> **Problem requirements**
Reproduce each line of the listing exactly.

* START Data section *

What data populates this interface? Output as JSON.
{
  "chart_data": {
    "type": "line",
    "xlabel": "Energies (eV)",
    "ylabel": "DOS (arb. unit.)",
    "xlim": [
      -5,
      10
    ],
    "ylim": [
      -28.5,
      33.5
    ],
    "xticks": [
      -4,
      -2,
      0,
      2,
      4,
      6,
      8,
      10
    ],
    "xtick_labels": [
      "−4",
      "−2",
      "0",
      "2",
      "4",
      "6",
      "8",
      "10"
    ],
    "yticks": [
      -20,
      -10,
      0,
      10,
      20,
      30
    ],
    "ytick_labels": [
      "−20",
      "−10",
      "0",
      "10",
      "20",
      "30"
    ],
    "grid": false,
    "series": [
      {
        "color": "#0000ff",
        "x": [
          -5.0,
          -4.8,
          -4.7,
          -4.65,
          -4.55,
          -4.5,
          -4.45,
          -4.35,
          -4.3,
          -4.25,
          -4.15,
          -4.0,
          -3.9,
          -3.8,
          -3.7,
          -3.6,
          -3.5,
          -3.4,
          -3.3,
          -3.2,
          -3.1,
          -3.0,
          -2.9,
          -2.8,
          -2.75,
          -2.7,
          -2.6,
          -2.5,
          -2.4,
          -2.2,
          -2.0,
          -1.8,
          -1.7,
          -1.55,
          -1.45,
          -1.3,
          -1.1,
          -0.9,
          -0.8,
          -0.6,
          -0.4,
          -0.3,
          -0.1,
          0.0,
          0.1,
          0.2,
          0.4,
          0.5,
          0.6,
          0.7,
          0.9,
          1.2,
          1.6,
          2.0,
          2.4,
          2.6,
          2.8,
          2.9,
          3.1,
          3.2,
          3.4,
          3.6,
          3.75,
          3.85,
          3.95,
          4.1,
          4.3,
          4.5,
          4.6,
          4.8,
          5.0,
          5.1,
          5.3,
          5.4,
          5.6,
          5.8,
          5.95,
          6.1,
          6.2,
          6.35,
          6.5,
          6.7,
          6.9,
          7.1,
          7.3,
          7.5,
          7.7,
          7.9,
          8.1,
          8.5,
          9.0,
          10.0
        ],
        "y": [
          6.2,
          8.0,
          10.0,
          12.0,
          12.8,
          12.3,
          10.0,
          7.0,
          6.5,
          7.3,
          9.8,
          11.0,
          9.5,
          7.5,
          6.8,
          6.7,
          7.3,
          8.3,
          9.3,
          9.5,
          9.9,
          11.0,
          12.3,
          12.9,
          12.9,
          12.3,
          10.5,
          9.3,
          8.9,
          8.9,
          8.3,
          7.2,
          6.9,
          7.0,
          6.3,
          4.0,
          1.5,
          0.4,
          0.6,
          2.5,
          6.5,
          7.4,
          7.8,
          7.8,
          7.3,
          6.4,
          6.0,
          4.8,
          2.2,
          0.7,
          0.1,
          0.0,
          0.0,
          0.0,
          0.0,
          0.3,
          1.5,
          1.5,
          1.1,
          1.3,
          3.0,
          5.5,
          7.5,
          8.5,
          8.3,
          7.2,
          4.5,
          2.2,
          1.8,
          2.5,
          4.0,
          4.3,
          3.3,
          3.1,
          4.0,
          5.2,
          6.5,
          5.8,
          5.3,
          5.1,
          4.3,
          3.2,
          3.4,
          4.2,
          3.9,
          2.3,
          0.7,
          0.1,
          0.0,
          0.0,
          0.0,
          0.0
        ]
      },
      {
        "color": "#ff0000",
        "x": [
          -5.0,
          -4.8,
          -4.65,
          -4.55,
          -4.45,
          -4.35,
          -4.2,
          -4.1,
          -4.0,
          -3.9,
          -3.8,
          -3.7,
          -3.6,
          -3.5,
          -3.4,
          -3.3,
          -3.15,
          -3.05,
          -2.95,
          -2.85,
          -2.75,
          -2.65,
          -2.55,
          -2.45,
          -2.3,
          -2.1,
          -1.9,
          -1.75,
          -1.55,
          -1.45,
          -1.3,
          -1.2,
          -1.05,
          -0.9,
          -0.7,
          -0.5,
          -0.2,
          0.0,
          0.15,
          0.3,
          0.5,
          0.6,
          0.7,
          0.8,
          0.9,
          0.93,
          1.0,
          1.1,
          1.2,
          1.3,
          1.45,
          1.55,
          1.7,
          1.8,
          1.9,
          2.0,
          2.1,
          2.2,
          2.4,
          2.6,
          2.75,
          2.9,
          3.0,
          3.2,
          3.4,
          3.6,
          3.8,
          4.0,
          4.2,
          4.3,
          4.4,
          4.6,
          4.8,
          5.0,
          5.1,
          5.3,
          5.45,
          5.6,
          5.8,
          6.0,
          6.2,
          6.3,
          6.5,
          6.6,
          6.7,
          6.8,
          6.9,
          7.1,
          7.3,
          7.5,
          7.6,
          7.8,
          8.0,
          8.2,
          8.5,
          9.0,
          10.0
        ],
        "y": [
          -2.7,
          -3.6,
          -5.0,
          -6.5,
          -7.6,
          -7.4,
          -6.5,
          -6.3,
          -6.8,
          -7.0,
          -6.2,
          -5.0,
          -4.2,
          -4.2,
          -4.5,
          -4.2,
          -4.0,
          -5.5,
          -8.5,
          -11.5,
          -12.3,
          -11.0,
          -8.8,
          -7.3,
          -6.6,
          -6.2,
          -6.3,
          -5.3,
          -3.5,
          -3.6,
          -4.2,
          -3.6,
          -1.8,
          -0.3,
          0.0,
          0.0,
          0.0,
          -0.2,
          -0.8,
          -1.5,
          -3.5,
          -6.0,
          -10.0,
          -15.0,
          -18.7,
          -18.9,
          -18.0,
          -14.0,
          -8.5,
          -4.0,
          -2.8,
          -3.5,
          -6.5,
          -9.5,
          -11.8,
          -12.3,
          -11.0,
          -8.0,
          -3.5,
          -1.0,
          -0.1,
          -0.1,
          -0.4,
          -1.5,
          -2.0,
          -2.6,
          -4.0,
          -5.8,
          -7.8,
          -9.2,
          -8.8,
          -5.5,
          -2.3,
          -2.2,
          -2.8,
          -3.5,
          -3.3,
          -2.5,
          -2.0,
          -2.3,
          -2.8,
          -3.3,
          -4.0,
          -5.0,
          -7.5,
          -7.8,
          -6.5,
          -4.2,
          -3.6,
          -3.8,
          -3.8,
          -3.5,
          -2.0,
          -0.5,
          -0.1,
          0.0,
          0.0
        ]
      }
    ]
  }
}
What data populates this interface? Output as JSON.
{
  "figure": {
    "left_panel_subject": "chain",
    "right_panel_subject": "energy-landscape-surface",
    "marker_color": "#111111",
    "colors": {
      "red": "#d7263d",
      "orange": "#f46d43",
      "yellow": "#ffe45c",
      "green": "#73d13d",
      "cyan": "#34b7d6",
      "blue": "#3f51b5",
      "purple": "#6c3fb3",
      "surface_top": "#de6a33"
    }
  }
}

* END Data section *

> **Solution for this exercise**
What data populates this interface? Output as JSON.
{
  "chart_data": {
    "type": "line",
    "xlabel": "Energies (eV)",
    "ylabel": "DOS (arb. unit.)",
    "xlim": [
      -5,
      10
    ],
    "ylim": [
      -28.5,
      33.5
    ],
    "xticks": [
      -4,
      -2,
      0,
      2,
      4,
      6,
      8,
      10
    ],
    "xtick_labels": [
      "−4",
      "−2",
      "0",
      "2",
      "4",
      "6",
      "8",
      "10"
    ],
    "yticks": [
      -20,
      -10,
      0,
      10,
      20,
      30
    ],
    "ytick_labels": [
      "−20",
      "−10",
      "0",
      "10",
      "20",
      "30"
    ],
    "grid": false,
    "series": [
      {
        "color": "#0000ff",
        "x": [
          -5.0,
          -4.8,
          -4.7,
          -4.65,
          -4.55,
          -4.5,
          -4.45,
          -4.35,
          -4.3,
          -4.25,
          -4.15,
          -4.0,
          -3.9,
          -3.8,
          -3.7,
          -3.6,
          -3.5,
          -3.4,
          -3.3,
          -3.2,
          -3.1,
          -3.0,
          -2.9,
          -2.8,
          -2.75,
          -2.7,
          -2.6,
          -2.5,
          -2.4,
          -2.2,
          -2.0,
          -1.8,
          -1.7,
          -1.55,
          -1.45,
          -1.3,
          -1.1,
          -0.9,
          -0.8,
          -0.6,
          -0.4,
          -0.3,
          -0.1,
          0.0,
          0.1,
          0.2,
          0.4,
          0.5,
          0.6,
          0.7,
          0.9,
          1.2,
          1.6,
          2.0,
          2.4,
          2.6,
          2.8,
          2.9,
          3.1,
          3.2,
          3.4,
          3.6,
          3.75,
          3.85,
          3.95,
          4.1,
          4.3,
          4.5,
          4.6,
          4.8,
          5.0,
          5.1,
          5.3,
          5.4,
          5.6,
          5.8,
          5.95,
          6.1,
          6.2,
          6.35,
          6.5,
          6.7,
          6.9,
          7.1,
          7.3,
          7.5,
          7.7,
          7.9,
          8.1,
          8.5,
          9.0,
          10.0
        ],
        "y": [
          6.2,
          8.0,
          10.0,
          12.0,
          12.8,
          12.3,
          10.0,
          7.0,
          6.5,
          7.3,
          9.8,
          11.0,
          9.5,
          7.5,
          6.8,
          6.7,
          7.3,
          8.3,
          9.3,
          9.5,
          9.9,
          11.0,
          12.3,
          12.9,
          12.9,
          12.3,
          10.5,
          9.3,
          8.9,
          8.9,
          8.3,
          7.2,
          6.9,
          7.0,
          6.3,
          4.0,
          1.5,
          0.4,
          0.6,
          2.5,
          6.5,
          7.4,
          7.8,
          7.8,
          7.3,
          6.4,
          6.0,
          4.8,
          2.2,
          0.7,
          0.1,
          0.0,
          0.0,
          0.0,
          0.0,
          0.3,
          1.5,
          1.5,
          1.1,
          1.3,
          3.0,
          5.5,
          7.5,
          8.5,
          8.3,
          7.2,
          4.5,
          2.2,
          1.8,
          2.5,
          4.0,
          4.3,
          3.3,
          3.1,
          4.0,
          5.2,
          6.5,
          5.8,
          5.3,
          5.1,
          4.3,
          3.2,
          3.4,
          4.2,
          3.9,
          2.3,
          0.7,
          0.1,
          0.0,
          0.0,
          0.0,
          0.0
        ]
      },
      {
        "color": "#ff0000",
        "x": [
          -5.0,
          -4.8,
          -4.65,
          -4.55,
          -4.45,
          -4.35,
          -4.2,
          -4.1,
          -4.0,
          -3.9,
          -3.8,
          -3.7,
          -3.6,
          -3.5,
          -3.4,
          -3.3,
          -3.15,
          -3.05,
          -2.95,
          -2.85,
          -2.75,
          -2.65,
          -2.55,
          -2.45,
          -2.3,
          -2.1,
          -1.9,
          -1.75,
          -1.55,
          -1.45,
          -1.3,
          -1.2,
          -1.05,
          -0.9,
          -0.7,
          -0.5,
          -0.2,
          0.0,
          0.15,
          0.3,
          0.5,
          0.6,
          0.7,
          0.8,
          0.9,
          0.93,
          1.0,
          1.1,
          1.2,
          1.3,
          1.45,
          1.55,
          1.7,
          1.8,
          1.9,
          2.0,
          2.1,
          2.2,
          2.4,
          2.6,
          2.75,
          2.9,
          3.0,
          3.2,
          3.4,
          3.6,
          3.8,
          4.0,
          4.2,
          4.3,
          4.4,
          4.6,
          4.8,
          5.0,
          5.1,
          5.3,
          5.45,
          5.6,
          5.8,
          6.0,
          6.2,
          6.3,
          6.5,
          6.6,
          6.7,
          6.8,
          6.9,
          7.1,
          7.3,
          7.5,
          7.6,
          7.8,
          8.0,
          8.2,
          8.5,
          9.0,
          10.0
        ],
        "y": [
          -2.7,
          -3.6,
          -5.0,
          -6.5,
          -7.6,
          -7.4,
          -6.5,
          -6.3,
          -6.8,
          -7.0,
          -6.2,
          -5.0,
          -4.2,
          -4.2,
          -4.5,
          -4.2,
          -4.0,
          -5.5,
          -8.5,
          -11.5,
          -12.3,
          -11.0,
          -8.8,
          -7.3,
          -6.6,
          -6.2,
          -6.3,
          -5.3,
          -3.5,
          -3.6,
          -4.2,
          -3.6,
          -1.8,
          -0.3,
          0.0,
          0.0,
          0.0,
          -0.2,
          -0.8,
          -1.5,
          -3.5,
          -6.0,
          -10.0,
          -15.0,
          -18.7,
          -18.9,
          -18.0,
          -14.0,
          -8.5,
          -4.0,
          -2.8,
          -3.5,
          -6.5,
          -9.5,
          -11.8,
          -12.3,
          -11.0,
          -8.0,
          -3.5,
          -1.0,
          -0.1,
          -0.1,
          -0.4,
          -1.5,
          -2.0,
          -2.6,
          -4.0,
          -5.8,
          -7.8,
          -9.2,
          -8.8,
          -5.5,
          -2.3,
          -2.2,
          -2.8,
          -3.5,
          -3.3,
          -2.5,
          -2.0,
          -2.3,
          -2.8,
          -3.3,
          -4.0,
          -5.0,
          -7.5,
          -7.8,
          -6.5,
          -4.2,
          -3.6,
          -3.8,
          -3.8,
          -3.5,
          -2.0,
          -0.5,
          -0.1,
          0.0,
          0.0
        ]
      }
    ]
  }
}
What data populates this interface? Output as JSON.
{
  "figure": {
    "left_panel_subject": "chain",
    "right_panel_subject": "energy-landscape-surface",
    "marker_color": "#111111",
    "colors": {
      "red": "#d7263d",
      "orange": "#f46d43",
      "yellow": "#ffe45c",
      "green": "#73d13d",
      "cyan": "#34b7d6",
      "blue": "#3f51b5",
      "purple": "#6c3fb3",
      "surface_top": "#de6a33"
    }
  }
}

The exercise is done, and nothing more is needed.